Exercise details :: Repeat every record exactly, but keep images out of the copy.
***** Data for this task
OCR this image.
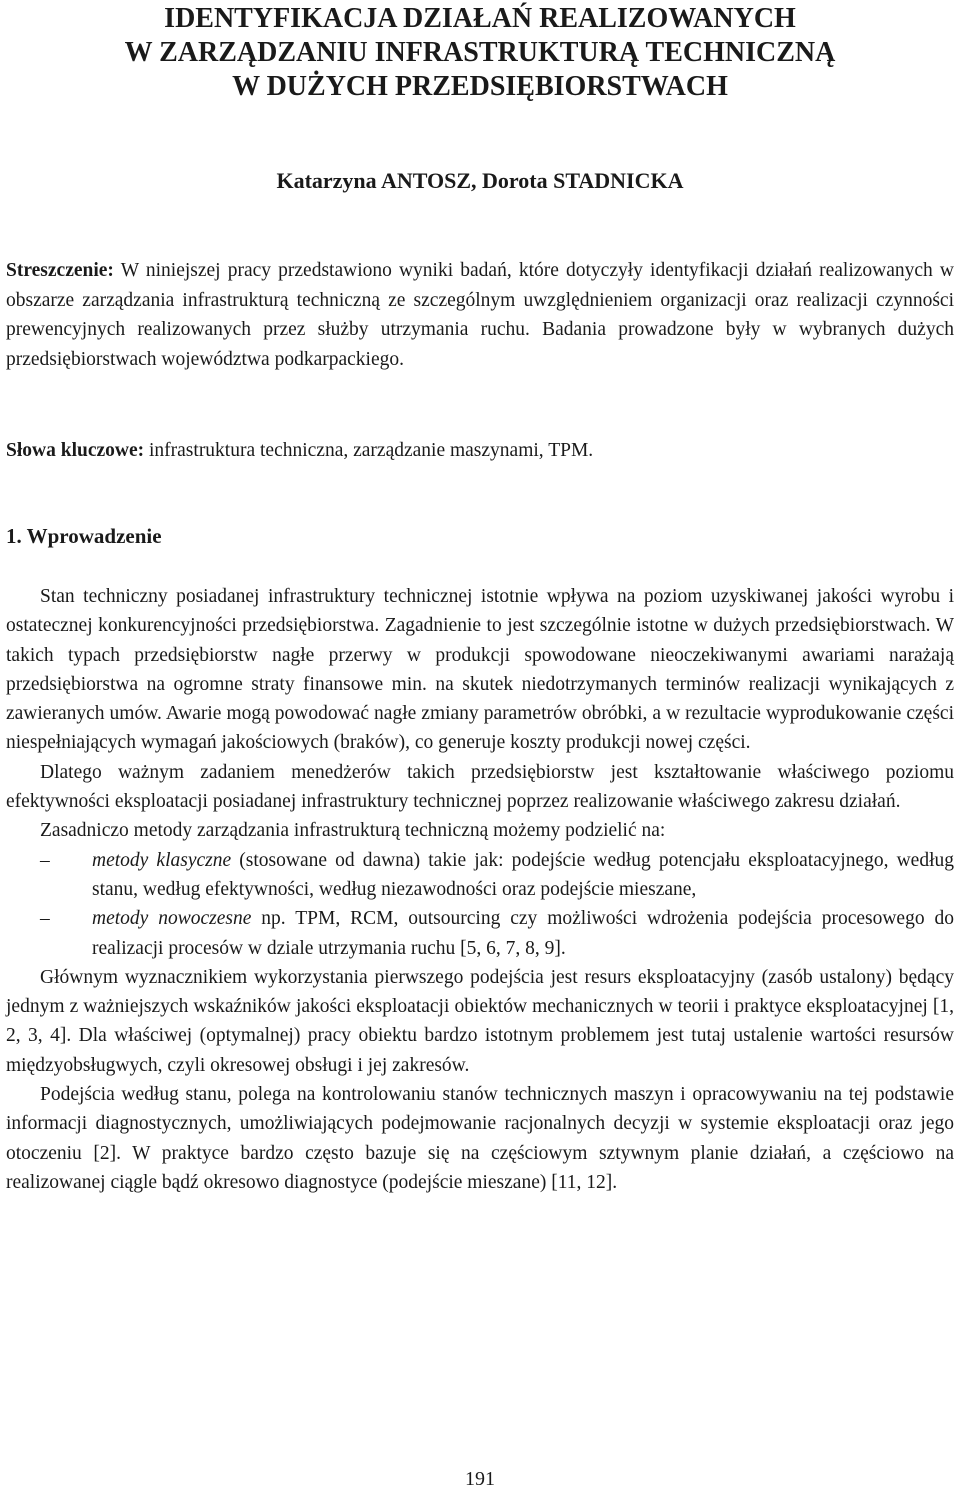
IDENTYFIKACJA DZIAŁAŃ REALIZOWANYCH
W ZARZĄDZANIU INFRASTRUKTURĄ TECHNICZNĄ
W DUŻYCH PRZEDSIĘBIORSTWACH
Katarzyna ANTOSZ, Dorota STADNICKA
Streszczenie: W niniejszej pracy przedstawiono wyniki badań, które dotyczyły identyfikacji działań realizowanych w obszarze zarządzania infrastrukturą techniczną ze szczególnym uwzględnieniem organizacji oraz realizacji czynności prewencyjnych realizowanych przez służby utrzymania ruchu. Badania prowadzone były w wybranych dużych przedsiębiorstwach województwa podkarpackiego.
Słowa kluczowe: infrastruktura techniczna, zarządzanie maszynami, TPM.
1. Wprowadzenie

Stan techniczny posiadanej infrastruktury technicznej istotnie wpływa na poziom uzyskiwanej jakości wyrobu i ostatecznej konkurencyjności przedsiębiorstwa. Zagadnienie to jest szczególnie istotne w dużych przedsiębiorstwach. W takich typach przedsiębiorstw nagłe przerwy w produkcji spowodowane nieoczekiwanymi awariami narażają przedsiębiorstwa na ogromne straty finansowe min. na skutek niedotrzymanych terminów realizacji wynikających z zawieranych umów. Awarie mogą powodować nagłe zmiany parametrów obróbki, a w rezultacie wyprodukowanie części niespełniających wymagań jakościowych (braków), co generuje koszty produkcji nowej części.

Dlatego ważnym zadaniem menedżerów takich przedsiębiorstw jest kształtowanie właściwego poziomu efektywności eksploatacji posiadanej infrastruktury technicznej poprzez realizowanie właściwego zakresu działań.

Zasadniczo metody zarządzania infrastrukturą techniczną możemy podzielić na:

– metody klasyczne (stosowane od dawna) takie jak: podejście według potencjału eksploatacyjnego, według stanu, według efektywności, według niezawodności oraz podejście mieszane,
– metody nowoczesne np. TPM, RCM, outsourcing czy możliwości wdrożenia podejścia procesowego do realizacji procesów w dziale utrzymania ruchu [5, 6, 7, 8, 9].

Głównym wyznacznikiem wykorzystania pierwszego podejścia jest resurs eksploatacyjny (zasób ustalony) będący jednym z ważniejszych wskaźników jakości eksploatacji obiektów mechanicznych w teorii i praktyce eksploatacyjnej [1, 2, 3, 4]. Dla właściwej (optymalnej) pracy obiektu bardzo istotnym problemem jest tutaj ustalenie wartości resursów międzyobsługwych, czyli okresowej obsługi i jej zakresów.

Podejścia według stanu, polega na kontrolowaniu stanów technicznych maszyn i opracowywaniu na tej podstawie informacji diagnostycznych, umożliwiających podejmowanie racjonalnych decyzji w systemie eksploatacji oraz jego otoczeniu [2]. W praktyce bardzo często bazuje się na częściowym sztywnym planie działań, a częściowo na realizowanej ciągle bądź okresowo diagnostyce (podejście mieszane) [11, 12].

191
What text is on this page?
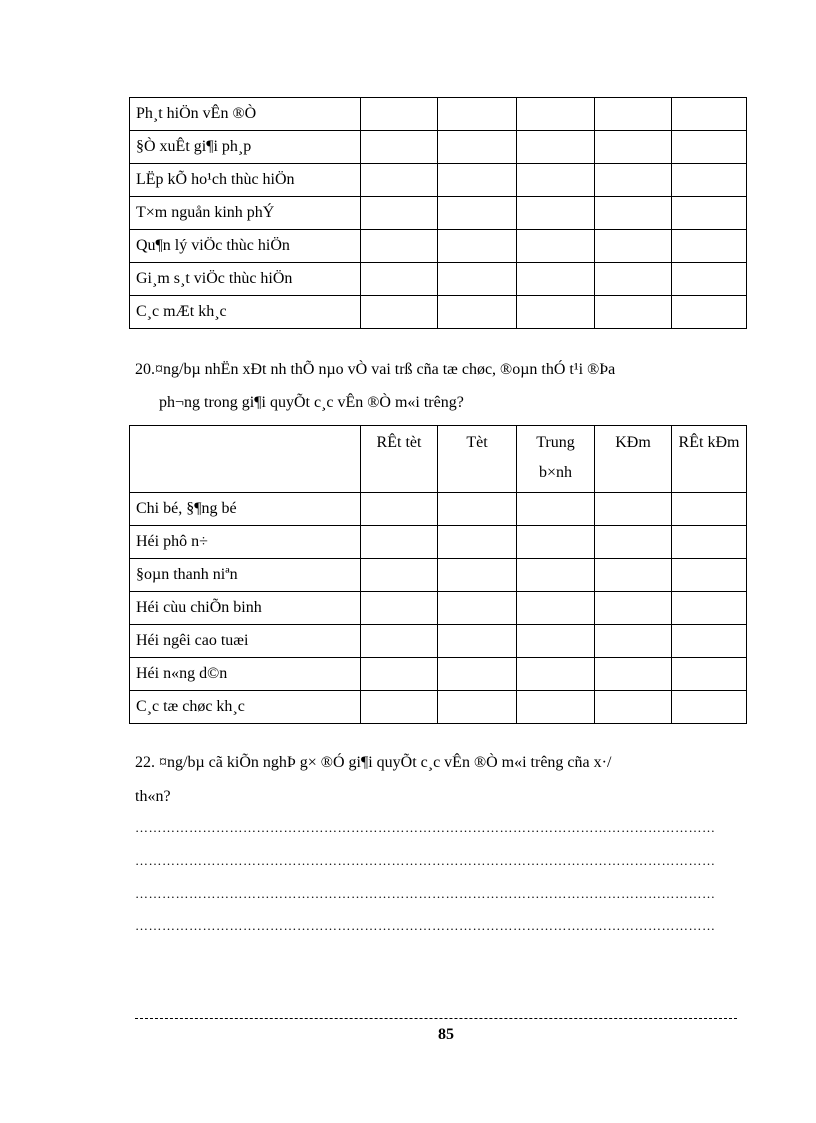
Ph¸t hiÖn vÊn ®Ò					
§Ò xuÊt gi¶i ph¸p					
LËp kÕ ho¹ch thùc hiÖn					
T×m nguån kinh phÝ					
Qu¶n lý viÖc thùc hiÖn					
Gi¸m s¸t viÖc thùc hiÖn					
C¸c mÆt kh¸c					
20.¤ng/bµ nhËn xÐt nh thÕ nµo vÒ vai trß cña tæ chøc, ®oµn thÓ t¹i ®Þa
ph¬ng trong gi¶i quyÕt c¸c vÊn ®Ò m«i trêng?
	RÊt tèt	Tèt	Trung b×nh	KÐm	RÊt kÐm
Chi bé, §¶ng bé					
Héi phô n÷					
§oµn thanh niªn					
Héi cùu chiÕn binh					
Héi ngêi cao tuæi					
Héi n«ng d©n					
C¸c tæ chøc kh¸c					
22. ¤ng/bµ cã kiÕn nghÞ g× ®Ó gi¶i quyÕt c¸c vÊn ®Ò m«i trêng cña x·/
th«n?
…………………………………………………………………………………………………………………
…………………………………………………………………………………………………………………
…………………………………………………………………………………………………………………
…………………………………………………………………………………………………………………
85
**********
Output for this exercise ::
OCR this image.
IDENTYFIKACJA DZIAŁAŃ REALIZOWANYCH
W ZARZĄDZANIU INFRASTRUKTURĄ TECHNICZNĄ
W DUŻYCH PRZEDSIĘBIORSTWACH
Katarzyna ANTOSZ, Dorota STADNICKA
Streszczenie: W niniejszej pracy przedstawiono wyniki badań, które dotyczyły identyfikacji działań realizowanych w obszarze zarządzania infrastrukturą techniczną ze szczególnym uwzględnieniem organizacji oraz realizacji czynności prewencyjnych realizowanych przez służby utrzymania ruchu. Badania prowadzone były w wybranych dużych przedsiębiorstwach województwa podkarpackiego.
Słowa kluczowe: infrastruktura techniczna, zarządzanie maszynami, TPM.
1. Wprowadzenie

Stan techniczny posiadanej infrastruktury technicznej istotnie wpływa na poziom uzyskiwanej jakości wyrobu i ostatecznej konkurencyjności przedsiębiorstwa. Zagadnienie to jest szczególnie istotne w dużych przedsiębiorstwach. W takich typach przedsiębiorstw nagłe przerwy w produkcji spowodowane nieoczekiwanymi awariami narażają przedsiębiorstwa na ogromne straty finansowe min. na skutek niedotrzymanych terminów realizacji wynikających z zawieranych umów. Awarie mogą powodować nagłe zmiany parametrów obróbki, a w rezultacie wyprodukowanie części niespełniających wymagań jakościowych (braków), co generuje koszty produkcji nowej części.

Dlatego ważnym zadaniem menedżerów takich przedsiębiorstw jest kształtowanie właściwego poziomu efektywności eksploatacji posiadanej infrastruktury technicznej poprzez realizowanie właściwego zakresu działań.

Zasadniczo metody zarządzania infrastrukturą techniczną możemy podzielić na:

– metody klasyczne (stosowane od dawna) takie jak: podejście według potencjału eksploatacyjnego, według stanu, według efektywności, według niezawodności oraz podejście mieszane,
– metody nowoczesne np. TPM, RCM, outsourcing czy możliwości wdrożenia podejścia procesowego do realizacji procesów w dziale utrzymania ruchu [5, 6, 7, 8, 9].

Głównym wyznacznikiem wykorzystania pierwszego podejścia jest resurs eksploatacyjny (zasób ustalony) będący jednym z ważniejszych wskaźników jakości eksploatacji obiektów mechanicznych w teorii i praktyce eksploatacyjnej [1, 2, 3, 4]. Dla właściwej (optymalnej) pracy obiektu bardzo istotnym problemem jest tutaj ustalenie wartości resursów międzyobsługwych, czyli okresowej obsługi i jej zakresów.

Podejścia według stanu, polega na kontrolowaniu stanów technicznych maszyn i opracowywaniu na tej podstawie informacji diagnostycznych, umożliwiających podejmowanie racjonalnych decyzji w systemie eksploatacji oraz jego otoczeniu [2]. W praktyce bardzo często bazuje się na częściowym sztywnym planie działań, a częściowo na realizowanej ciągle bądź okresowo diagnostyce (podejście mieszane) [11, 12].

191
What text is on this page?
Ph¸t hiÖn vÊn ®Ò					
§Ò xuÊt gi¶i ph¸p					
LËp kÕ ho¹ch thùc hiÖn					
T×m nguån kinh phÝ					
Qu¶n lý viÖc thùc hiÖn					
Gi¸m s¸t viÖc thùc hiÖn					
C¸c mÆt kh¸c					
20.¤ng/bµ nhËn xÐt nh thÕ nµo vÒ vai trß cña tæ chøc, ®oµn thÓ t¹i ®Þa
ph¬ng trong gi¶i quyÕt c¸c vÊn ®Ò m«i trêng?
	RÊt tèt	Tèt	Trung b×nh	KÐm	RÊt kÐm
Chi bé, §¶ng bé					
Héi phô n÷					
§oµn thanh niªn					
Héi cùu chiÕn binh					
Héi ngêi cao tuæi					
Héi n«ng d©n					
C¸c tæ chøc kh¸c					
22. ¤ng/bµ cã kiÕn nghÞ g× ®Ó gi¶i quyÕt c¸c vÊn ®Ò m«i trêng cña x·/
th«n?
…………………………………………………………………………………………………………………
…………………………………………………………………………………………………………………
…………………………………………………………………………………………………………………
…………………………………………………………………………………………………………………
85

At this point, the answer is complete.